Provided text:
|---|

3. Amendments to Definitions. (i) Capitalized terms used herein and not otherwise defined shall have the meanings ascribed to them in the Trust Agreement. The following defined term in the Trust Agreement shall be amended and restated in their entirety:
“Trust Agreement” shall mean that certain Investment Management Trust Agreement, dated February 8, 2022, by and between Evergreen Corporation and Continental Stock Transfer & Trust Company, as amended by the Amendment No. 1 to Investment Management Trust Agreement dated July 24, 2023, and as further amended by Amendment No.2 to Investment Management Trust Agreement dated May 9, 2024.”; and
(ii) The term “Property” shall be deemed to include any Monthly Extension Amount paid to the Trust Account in accordance with the terms of the Amended and Restated Certificate of Incorporation and the Trust Agreement.
4. All other provisions of the Trust Agreement shall remain unaffected by the terms hereof.

|---|

Extracted information:
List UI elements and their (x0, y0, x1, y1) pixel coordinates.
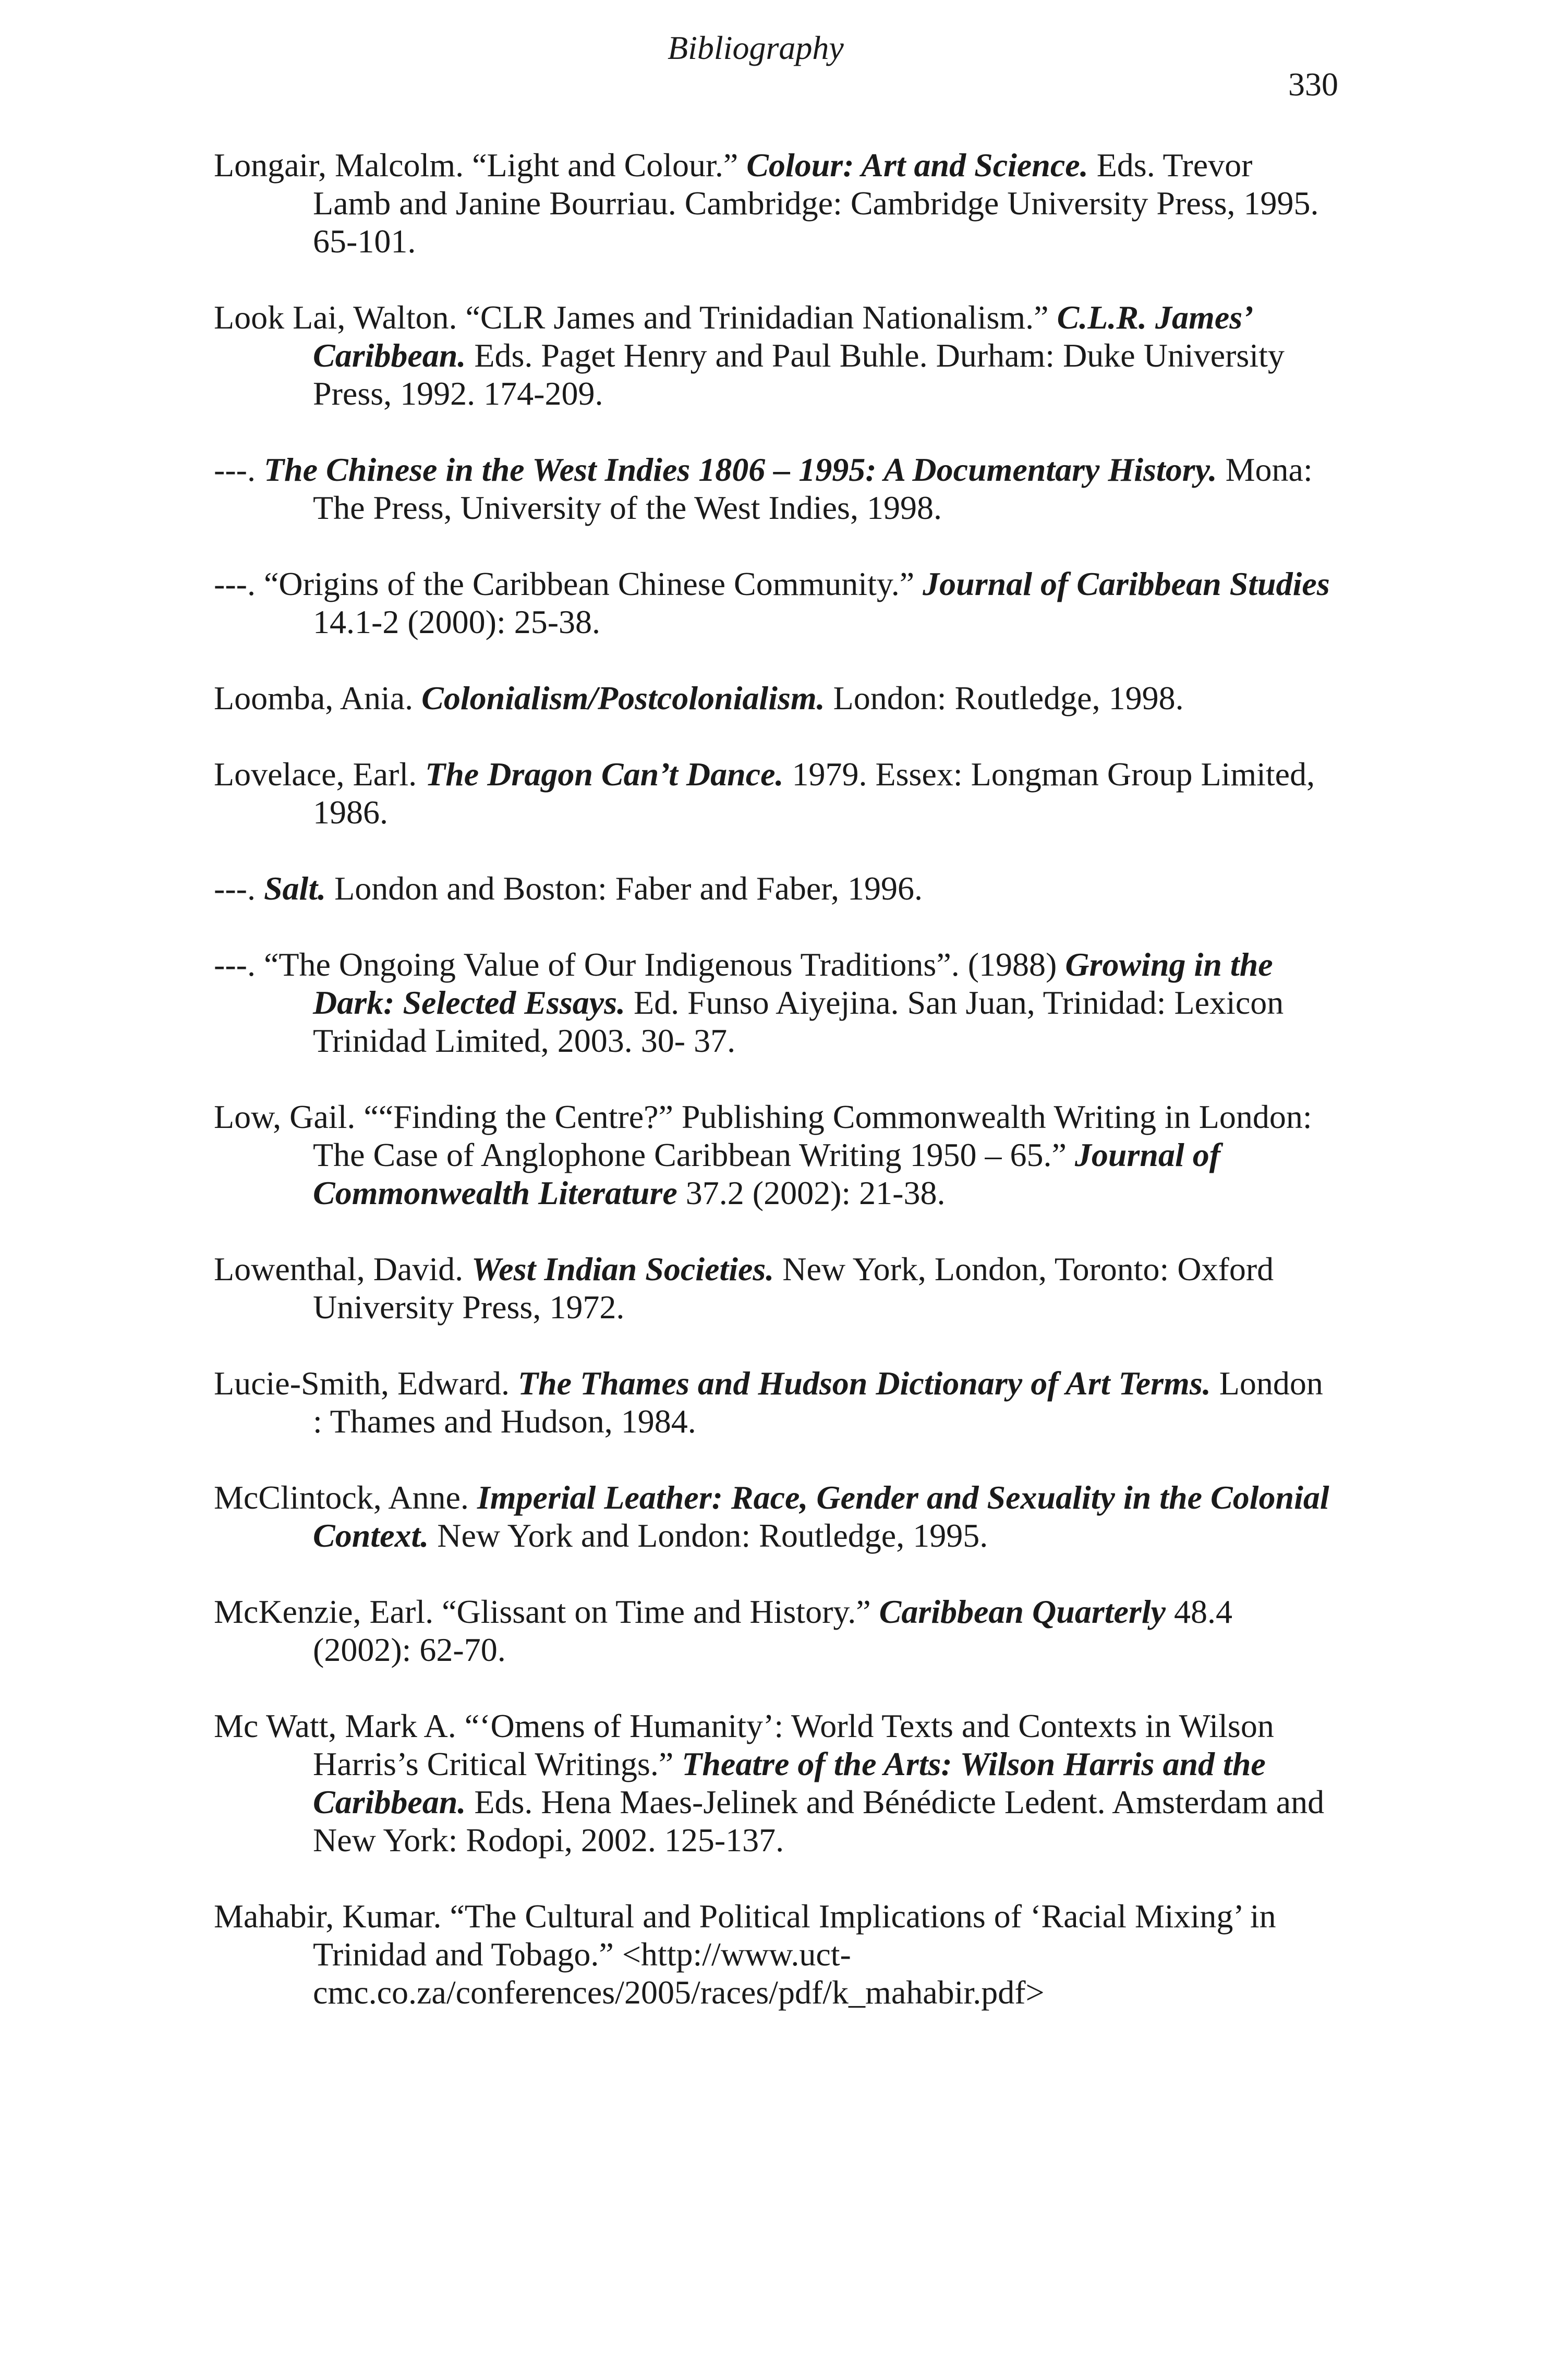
bibliography-list (214, 146, 1335, 2049)
entry-author: ---. (214, 451, 264, 488)
bibliography-entry (214, 679, 1335, 717)
entry-author: Loomba, Ania. (214, 679, 422, 717)
bibliography-entry (214, 755, 1335, 831)
entry-title: Colour: Art and Science. (746, 147, 1088, 184)
entry-details: Eds. Paget Henry and Paul Buhle. Durham: Duke University Press, 1992. 174-209. (313, 337, 1285, 412)
bibliography-entry (214, 451, 1335, 527)
bibliography-entry (214, 1364, 1335, 1440)
entry-author: Mahabir, Kumar. “The Cultural and Political Implications of ‘Racial Mixing’ in Trinidad and Tobago.” <http://www.uct-cmc.co.za/conferences/2005/races/pdf/k_mahabir.pdf> (214, 1898, 1276, 2011)
bibliography-entry (214, 945, 1335, 1060)
entry-details: London : Thames and Hudson, 1984. (313, 1365, 1323, 1440)
bibliography-entry (214, 146, 1335, 260)
entry-title: Colonialism/Postcolonialism. (421, 679, 825, 717)
bibliography-entry (214, 869, 1335, 907)
bibliography-entry (214, 1707, 1335, 1859)
page-number: 330 (1288, 66, 1338, 103)
entry-author: Lowenthal, David. (214, 1250, 472, 1288)
entry-author: ---. “Origins of the Caribbean Chinese Community.” (214, 565, 923, 602)
entry-author: Lovelace, Earl. (214, 756, 426, 793)
running-header: Bibliography (668, 29, 844, 66)
entry-details: 48.4 (2002): 62-70. (313, 1593, 1232, 1668)
entry-title: Imperial Leather: Race, Gender and Sexuality in the Colonial Context. (313, 1479, 1329, 1554)
entry-details: 1979. Essex: Longman Group Limited, 1986. (313, 756, 1315, 831)
entry-author: Longair, Malcolm. “Light and Colour.” (214, 147, 747, 184)
entry-details: Eds. Hena Maes-Jelinek and Bénédicte Ledent. Amsterdam and New York: Rodopi, 2002. 125-137. (313, 1783, 1325, 1859)
entry-details: 37.2 (2002): 21-38. (677, 1174, 946, 1211)
entry-details: London and Boston: Faber and Faber, 1996. (326, 870, 923, 907)
entry-title: Journal of Caribbean Studies (923, 565, 1330, 602)
entry-details: London: Routledge, 1998. (825, 679, 1184, 717)
entry-details: New York and London: Routledge, 1995. (429, 1517, 988, 1554)
entry-title: The Dragon Can’t Dance. (425, 756, 784, 793)
entry-title: The Chinese in the West Indies 1806 – 1995: A Documentary History. (263, 451, 1217, 488)
entry-title: Salt. (263, 870, 326, 907)
entry-author: McClintock, Anne. (214, 1479, 477, 1516)
entry-title: Caribbean Quarterly (879, 1593, 1166, 1630)
entry-author: ---. “The Ongoing Value of Our Indigenous Traditions”. (1988) (214, 946, 1065, 983)
bibliography-entry (214, 298, 1335, 412)
entry-title: Growing in the Dark: Selected Essays. (313, 946, 1273, 1021)
entry-author: Low, Gail. ““Finding the Centre?” Publishing Commonwealth Writing in London: The Case of Anglophone Caribbean Writing 1950 – 65.” (214, 1098, 1312, 1173)
bibliography-entry (214, 1593, 1335, 1669)
entry-author: Look Lai, Walton. “CLR James and Trinidadian Nationalism.” (214, 299, 1057, 336)
entry-title: West Indian Societies. (471, 1250, 774, 1288)
bibliography-entry (214, 1098, 1335, 1212)
entry-title: The Thames and Hudson Dictionary of Art Terms. (517, 1365, 1211, 1402)
entry-title: Journal of Commonwealth Literature (313, 1136, 1221, 1211)
bibliography-entry (214, 1478, 1335, 1555)
entry-details: 14.1-2 (2000): 25-38. (313, 603, 601, 640)
entry-details: Ed. Funso Aiyejina. San Juan, Trinidad: Lexicon Trinidad Limited, 2003. 30- 37. (313, 984, 1284, 1059)
bibliography-entry (214, 1250, 1335, 1326)
bibliography-entry (214, 565, 1335, 641)
entry-details: New York, London, Toronto: Oxford University Press, 1972. (313, 1250, 1274, 1326)
entry-details: Mona: The Press, University of the West Indies, 1998. (313, 451, 1313, 526)
entry-details: Eds. Trevor Lamb and Janine Bourriau. Cambridge: Cambridge University Press, 1995. 65-101. (313, 147, 1319, 260)
bibliography-entry (214, 1897, 1335, 2011)
entry-author: Lucie-Smith, Edward. (214, 1365, 518, 1402)
entry-author: McKenzie, Earl. “Glissant on Time and History.” (214, 1593, 879, 1630)
entry-author: ---. (214, 870, 264, 907)
entry-title: C.L.R. James’ Caribbean. (313, 299, 1251, 374)
entry-title: Theatre of the Arts: Wilson Harris and the Caribbean. (313, 1745, 1266, 1820)
entry-author: Mc Watt, Mark A. “‘Omens of Humanity’: World Texts and Contexts in Wilson Harris’s Critical Writings.” (214, 1707, 1274, 1782)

|---|

Written tasks:
A) In the trust agreement amendment, reproduce word for word the passage that begins at the words "3. Amendments to" and stops after "and the Trust Agreement.".
B) Recast the paragraph of the trust agreement amendment that opens with "“Trust Agreement” shall mean" as a short bulleted list that preserves its main facts.

Solved problems:
A)
3. Amendments to Definitions. (i) Capitalized terms used herein and not otherwise defined shall have the meanings ascribed to them in the Trust Agreement. The following defined term in the Trust Agreement shall be amended and restated in their entirety:
“Trust Agreement” shall mean that certain Investment Management Trust Agreement, dated February 8, 2022, by and between Evergreen Corporation and Continental Stock Transfer & Trust Company, as amended by the Amendment No. 1 to Investment Management Trust Agreement dated July 24, 2023, and as further amended by Amendment No.2 to Investment Management Trust Agreement dated May 9, 2024.”; and
(ii) The term “Property” shall be deemed to include any Monthly Extension Amount paid to the Trust Account in accordance with the terms of the Amended and Restated Certificate of Incorporation and the Trust Agreement.

B)
"Trust Agreement" means the Investment Management Trust Agreement:
- dated February 8, 2022
- between Evergreen Corporation and Continental Stock Transfer & Trust Company
- amended by Amendment No. 1, dated July 24, 2023
- further amended by Amendment No. 2, dated May 9, 2024